= ENTRIES PROVIDED =
---

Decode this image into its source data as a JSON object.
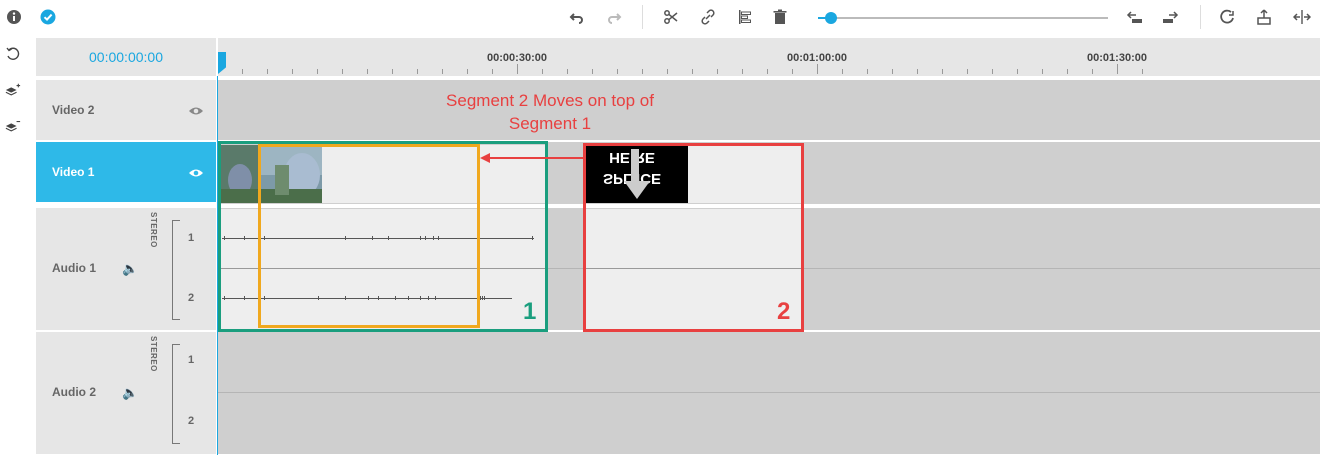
{
  "toolbar": {
    "icons": [
      "info-icon",
      "check-circle-icon",
      "undo-icon",
      "redo-icon",
      "scissors-icon",
      "unlink-icon",
      "align-icon",
      "trash-icon",
      "move-left-icon",
      "move-right-icon",
      "magnet-icon",
      "upload-icon",
      "split-icon"
    ],
    "zoom_level": 0.05,
    "accent_color": "#1aa7e0"
  },
  "sidebar": {
    "icons": [
      "rotate-icon",
      "add-layer-icon",
      "remove-layer-icon"
    ]
  },
  "timeline": {
    "current_time": "00:00:00:00",
    "ruler_labels": [
      "00:00:30:00",
      "00:01:00:00",
      "00:01:30:00"
    ]
  },
  "tracks": {
    "video2": {
      "label": "Video 2"
    },
    "video1": {
      "label": "Video 1"
    },
    "audio1": {
      "label": "Audio 1",
      "stereo": "STEREO",
      "ch1": "1",
      "ch2": "2"
    },
    "audio2": {
      "label": "Audio 2",
      "stereo": "STEREO",
      "ch1": "1",
      "ch2": "2"
    }
  },
  "clips": {
    "splice_title_line1": "HE RE",
    "splice_title_line2": "SPL ICE"
  },
  "annotation": {
    "line1": "Segment 2 Moves on top of",
    "line2": "Segment 1",
    "label_segment1": "1",
    "label_segment2": "2",
    "color_segment1": "#1a9e7e",
    "color_segment2": "#e84040",
    "color_overlay": "#f0a81e"
  }
}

---

= TASK INSTRUCTIONS =
Repeat the records above exactly, leaving out any pictures they contain.

= REPLY TO THE TASK =
Decode this image into its source data as a JSON object.
{
  "toolbar": {
    "icons": [
      "info-icon",
      "check-circle-icon",
      "undo-icon",
      "redo-icon",
      "scissors-icon",
      "unlink-icon",
      "align-icon",
      "trash-icon",
      "move-left-icon",
      "move-right-icon",
      "magnet-icon",
      "upload-icon",
      "split-icon"
    ],
    "zoom_level": 0.05,
    "accent_color": "#1aa7e0"
  },
  "sidebar": {
    "icons": [
      "rotate-icon",
      "add-layer-icon",
      "remove-layer-icon"
    ]
  },
  "timeline": {
    "current_time": "00:00:00:00",
    "ruler_labels": [
      "00:00:30:00",
      "00:01:00:00",
      "00:01:30:00"
    ]
  },
  "tracks": {
    "video2": {
      "label": "Video 2"
    },
    "video1": {
      "label": "Video 1"
    },
    "audio1": {
      "label": "Audio 1",
      "stereo": "STEREO",
      "ch1": "1",
      "ch2": "2"
    },
    "audio2": {
      "label": "Audio 2",
      "stereo": "STEREO",
      "ch1": "1",
      "ch2": "2"
    }
  },
  "clips": {
    "splice_title_line1": "HE RE",
    "splice_title_line2": "SPL ICE"
  },
  "annotation": {
    "line1": "Segment 2 Moves on top of",
    "line2": "Segment 1",
    "label_segment1": "1",
    "label_segment2": "2",
    "color_segment1": "#1a9e7e",
    "color_segment2": "#e84040",
    "color_overlay": "#f0a81e"
  }
}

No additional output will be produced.